--- Start ---

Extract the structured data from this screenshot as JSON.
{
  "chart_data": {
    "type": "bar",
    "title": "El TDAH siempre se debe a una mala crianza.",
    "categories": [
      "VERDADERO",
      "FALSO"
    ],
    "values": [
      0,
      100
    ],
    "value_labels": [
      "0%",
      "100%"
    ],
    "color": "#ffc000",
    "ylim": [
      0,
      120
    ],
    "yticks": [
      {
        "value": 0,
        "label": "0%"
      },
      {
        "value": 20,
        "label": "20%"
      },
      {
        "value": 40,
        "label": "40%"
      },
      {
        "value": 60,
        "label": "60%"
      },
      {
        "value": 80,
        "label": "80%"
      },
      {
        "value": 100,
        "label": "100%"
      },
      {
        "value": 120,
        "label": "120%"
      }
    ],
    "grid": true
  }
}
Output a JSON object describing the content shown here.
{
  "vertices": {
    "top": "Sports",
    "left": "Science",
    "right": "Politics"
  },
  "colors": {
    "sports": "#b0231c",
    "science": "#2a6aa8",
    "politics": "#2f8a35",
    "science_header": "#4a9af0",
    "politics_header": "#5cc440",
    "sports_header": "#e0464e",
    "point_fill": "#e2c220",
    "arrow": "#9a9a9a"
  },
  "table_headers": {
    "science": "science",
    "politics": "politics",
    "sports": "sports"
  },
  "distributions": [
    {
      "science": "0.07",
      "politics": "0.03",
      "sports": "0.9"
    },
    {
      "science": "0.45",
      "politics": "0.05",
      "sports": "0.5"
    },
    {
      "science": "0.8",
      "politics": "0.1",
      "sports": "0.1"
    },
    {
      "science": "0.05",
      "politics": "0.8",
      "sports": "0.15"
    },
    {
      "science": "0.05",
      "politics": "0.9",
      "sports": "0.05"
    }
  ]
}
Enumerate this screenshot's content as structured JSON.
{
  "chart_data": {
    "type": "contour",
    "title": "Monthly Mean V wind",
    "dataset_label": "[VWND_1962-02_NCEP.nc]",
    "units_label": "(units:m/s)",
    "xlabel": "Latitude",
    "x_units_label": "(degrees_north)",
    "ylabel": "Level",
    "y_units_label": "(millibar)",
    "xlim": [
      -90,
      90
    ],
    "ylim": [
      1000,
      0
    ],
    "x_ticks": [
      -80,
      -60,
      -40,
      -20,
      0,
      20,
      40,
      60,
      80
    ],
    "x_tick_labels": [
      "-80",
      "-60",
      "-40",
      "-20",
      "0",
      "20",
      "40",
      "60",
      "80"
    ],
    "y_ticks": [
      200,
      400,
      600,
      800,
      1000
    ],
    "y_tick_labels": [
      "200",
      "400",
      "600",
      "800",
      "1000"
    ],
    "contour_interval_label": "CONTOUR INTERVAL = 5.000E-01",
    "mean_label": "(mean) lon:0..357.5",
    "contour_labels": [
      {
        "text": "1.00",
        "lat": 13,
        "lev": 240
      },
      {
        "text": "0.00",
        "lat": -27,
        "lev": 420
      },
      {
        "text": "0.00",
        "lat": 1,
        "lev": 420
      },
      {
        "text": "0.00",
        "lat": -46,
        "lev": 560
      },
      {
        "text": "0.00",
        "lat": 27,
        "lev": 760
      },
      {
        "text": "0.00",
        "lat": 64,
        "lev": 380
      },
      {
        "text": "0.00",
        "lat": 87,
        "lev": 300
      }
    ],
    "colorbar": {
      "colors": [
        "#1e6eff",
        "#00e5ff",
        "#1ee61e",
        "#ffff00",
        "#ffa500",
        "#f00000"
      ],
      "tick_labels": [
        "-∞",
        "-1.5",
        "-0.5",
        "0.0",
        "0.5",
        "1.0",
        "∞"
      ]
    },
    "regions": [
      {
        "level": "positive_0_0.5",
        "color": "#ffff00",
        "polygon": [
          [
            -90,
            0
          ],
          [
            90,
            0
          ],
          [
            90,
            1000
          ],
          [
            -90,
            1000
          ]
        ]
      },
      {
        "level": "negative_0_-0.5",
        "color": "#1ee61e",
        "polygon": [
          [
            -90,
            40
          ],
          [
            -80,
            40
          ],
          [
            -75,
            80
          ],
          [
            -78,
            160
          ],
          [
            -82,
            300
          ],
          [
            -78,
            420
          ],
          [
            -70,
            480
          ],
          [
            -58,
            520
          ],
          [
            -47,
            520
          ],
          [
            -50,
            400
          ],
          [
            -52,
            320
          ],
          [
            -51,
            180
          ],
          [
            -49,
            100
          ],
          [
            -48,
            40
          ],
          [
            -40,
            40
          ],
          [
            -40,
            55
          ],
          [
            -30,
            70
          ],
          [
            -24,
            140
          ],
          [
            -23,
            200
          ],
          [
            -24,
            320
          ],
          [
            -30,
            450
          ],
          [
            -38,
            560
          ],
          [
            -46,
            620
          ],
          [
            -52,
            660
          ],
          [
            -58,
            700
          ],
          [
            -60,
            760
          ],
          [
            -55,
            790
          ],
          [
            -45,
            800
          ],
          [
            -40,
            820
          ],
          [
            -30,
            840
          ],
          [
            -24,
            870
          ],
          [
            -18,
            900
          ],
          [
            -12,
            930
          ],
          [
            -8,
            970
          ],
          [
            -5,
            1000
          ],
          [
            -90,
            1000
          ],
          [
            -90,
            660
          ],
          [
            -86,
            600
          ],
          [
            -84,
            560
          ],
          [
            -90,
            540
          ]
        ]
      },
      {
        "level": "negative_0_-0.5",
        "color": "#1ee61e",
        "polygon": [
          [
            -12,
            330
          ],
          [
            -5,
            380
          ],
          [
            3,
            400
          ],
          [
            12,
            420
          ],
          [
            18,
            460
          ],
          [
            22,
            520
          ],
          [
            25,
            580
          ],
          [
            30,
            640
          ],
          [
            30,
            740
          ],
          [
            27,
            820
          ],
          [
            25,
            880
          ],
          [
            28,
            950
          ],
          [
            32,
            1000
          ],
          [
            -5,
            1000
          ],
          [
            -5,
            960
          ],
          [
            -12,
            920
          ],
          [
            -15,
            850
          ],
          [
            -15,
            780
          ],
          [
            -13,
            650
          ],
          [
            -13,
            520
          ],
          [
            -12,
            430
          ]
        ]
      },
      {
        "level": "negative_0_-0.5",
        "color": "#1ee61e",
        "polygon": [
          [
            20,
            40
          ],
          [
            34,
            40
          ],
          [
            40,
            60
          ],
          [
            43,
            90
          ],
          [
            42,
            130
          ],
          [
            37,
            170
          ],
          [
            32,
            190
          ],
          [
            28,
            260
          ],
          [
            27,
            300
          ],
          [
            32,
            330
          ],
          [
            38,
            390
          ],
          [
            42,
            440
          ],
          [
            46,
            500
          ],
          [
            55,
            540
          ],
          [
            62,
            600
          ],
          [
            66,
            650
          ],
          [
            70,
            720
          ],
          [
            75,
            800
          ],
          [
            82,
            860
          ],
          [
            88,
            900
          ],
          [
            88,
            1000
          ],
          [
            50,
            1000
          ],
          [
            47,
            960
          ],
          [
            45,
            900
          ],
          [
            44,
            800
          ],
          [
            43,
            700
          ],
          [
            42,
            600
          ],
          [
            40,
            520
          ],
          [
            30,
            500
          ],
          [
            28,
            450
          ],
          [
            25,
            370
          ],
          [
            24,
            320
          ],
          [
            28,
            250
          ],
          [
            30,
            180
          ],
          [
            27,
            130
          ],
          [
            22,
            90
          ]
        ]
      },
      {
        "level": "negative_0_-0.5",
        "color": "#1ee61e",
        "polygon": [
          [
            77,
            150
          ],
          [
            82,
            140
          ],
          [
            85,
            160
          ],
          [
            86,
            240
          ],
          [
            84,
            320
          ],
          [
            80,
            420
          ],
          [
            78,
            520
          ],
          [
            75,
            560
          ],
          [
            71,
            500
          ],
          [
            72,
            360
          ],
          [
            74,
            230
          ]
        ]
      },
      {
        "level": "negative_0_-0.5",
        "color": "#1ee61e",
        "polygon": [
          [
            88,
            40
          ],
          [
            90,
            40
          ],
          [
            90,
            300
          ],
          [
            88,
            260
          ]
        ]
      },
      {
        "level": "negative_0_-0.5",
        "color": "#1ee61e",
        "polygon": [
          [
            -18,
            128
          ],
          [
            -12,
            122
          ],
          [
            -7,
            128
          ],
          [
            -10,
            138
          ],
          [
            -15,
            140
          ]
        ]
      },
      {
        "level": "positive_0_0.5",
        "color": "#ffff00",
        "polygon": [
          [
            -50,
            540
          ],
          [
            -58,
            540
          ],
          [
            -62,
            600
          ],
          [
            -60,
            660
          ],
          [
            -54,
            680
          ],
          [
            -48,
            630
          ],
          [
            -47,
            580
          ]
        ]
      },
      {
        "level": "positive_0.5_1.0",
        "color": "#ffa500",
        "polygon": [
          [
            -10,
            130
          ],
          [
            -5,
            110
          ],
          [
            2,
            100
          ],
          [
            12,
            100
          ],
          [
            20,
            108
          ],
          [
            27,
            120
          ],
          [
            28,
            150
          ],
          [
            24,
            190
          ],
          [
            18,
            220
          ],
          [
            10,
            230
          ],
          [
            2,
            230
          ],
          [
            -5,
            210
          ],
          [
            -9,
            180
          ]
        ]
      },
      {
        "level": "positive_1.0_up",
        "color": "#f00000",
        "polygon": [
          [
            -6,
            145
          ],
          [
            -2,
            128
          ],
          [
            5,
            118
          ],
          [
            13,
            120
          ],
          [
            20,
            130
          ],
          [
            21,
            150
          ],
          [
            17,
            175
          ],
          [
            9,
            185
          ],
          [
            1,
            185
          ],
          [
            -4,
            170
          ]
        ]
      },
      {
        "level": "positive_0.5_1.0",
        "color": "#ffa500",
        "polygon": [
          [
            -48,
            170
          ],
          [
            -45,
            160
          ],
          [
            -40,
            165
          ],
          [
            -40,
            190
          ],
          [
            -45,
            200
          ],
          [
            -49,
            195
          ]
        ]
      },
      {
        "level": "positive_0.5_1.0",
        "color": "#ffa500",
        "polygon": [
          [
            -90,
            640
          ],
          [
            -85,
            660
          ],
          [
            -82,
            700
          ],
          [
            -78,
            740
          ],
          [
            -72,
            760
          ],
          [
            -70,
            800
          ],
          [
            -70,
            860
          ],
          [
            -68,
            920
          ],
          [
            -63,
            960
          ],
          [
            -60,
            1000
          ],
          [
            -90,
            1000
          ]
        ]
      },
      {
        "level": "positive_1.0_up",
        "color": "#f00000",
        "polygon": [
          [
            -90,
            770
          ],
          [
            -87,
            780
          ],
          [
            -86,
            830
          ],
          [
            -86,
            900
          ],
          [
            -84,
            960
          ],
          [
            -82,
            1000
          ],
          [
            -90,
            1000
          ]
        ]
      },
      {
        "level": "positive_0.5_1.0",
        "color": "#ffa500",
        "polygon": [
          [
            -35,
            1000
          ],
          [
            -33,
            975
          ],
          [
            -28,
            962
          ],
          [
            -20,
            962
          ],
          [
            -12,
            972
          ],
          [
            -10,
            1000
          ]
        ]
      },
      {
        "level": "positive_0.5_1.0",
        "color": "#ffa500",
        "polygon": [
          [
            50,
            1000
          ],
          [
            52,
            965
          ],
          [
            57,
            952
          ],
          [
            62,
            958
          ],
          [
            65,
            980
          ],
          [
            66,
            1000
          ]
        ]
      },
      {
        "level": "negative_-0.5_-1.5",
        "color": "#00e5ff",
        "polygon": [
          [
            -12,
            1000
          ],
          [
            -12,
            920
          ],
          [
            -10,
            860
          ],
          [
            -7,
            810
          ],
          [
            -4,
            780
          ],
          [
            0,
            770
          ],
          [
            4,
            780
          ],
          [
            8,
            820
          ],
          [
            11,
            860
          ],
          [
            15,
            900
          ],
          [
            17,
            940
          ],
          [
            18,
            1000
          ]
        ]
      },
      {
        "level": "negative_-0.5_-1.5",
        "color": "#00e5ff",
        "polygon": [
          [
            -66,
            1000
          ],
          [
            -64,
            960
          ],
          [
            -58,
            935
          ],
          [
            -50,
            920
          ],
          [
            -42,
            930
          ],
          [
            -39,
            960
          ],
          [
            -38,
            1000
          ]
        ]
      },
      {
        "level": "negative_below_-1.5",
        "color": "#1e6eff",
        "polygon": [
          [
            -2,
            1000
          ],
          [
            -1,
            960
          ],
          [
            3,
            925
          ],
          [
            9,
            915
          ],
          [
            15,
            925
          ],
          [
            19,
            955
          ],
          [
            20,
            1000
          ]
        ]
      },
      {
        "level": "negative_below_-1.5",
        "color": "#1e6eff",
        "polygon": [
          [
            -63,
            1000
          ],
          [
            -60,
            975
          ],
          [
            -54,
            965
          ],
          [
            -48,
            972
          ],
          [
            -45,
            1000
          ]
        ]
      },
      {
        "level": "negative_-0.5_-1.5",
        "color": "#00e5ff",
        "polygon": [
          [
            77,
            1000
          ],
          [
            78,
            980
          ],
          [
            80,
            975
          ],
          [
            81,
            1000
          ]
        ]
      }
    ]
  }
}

--- End ---

- [What is asked] Gather, from the listing above, every line carrying the word "screenshot".

- [The result]
Extract the structured data from this screenshot as JSON.
Enumerate this screenshot's content as structured JSON.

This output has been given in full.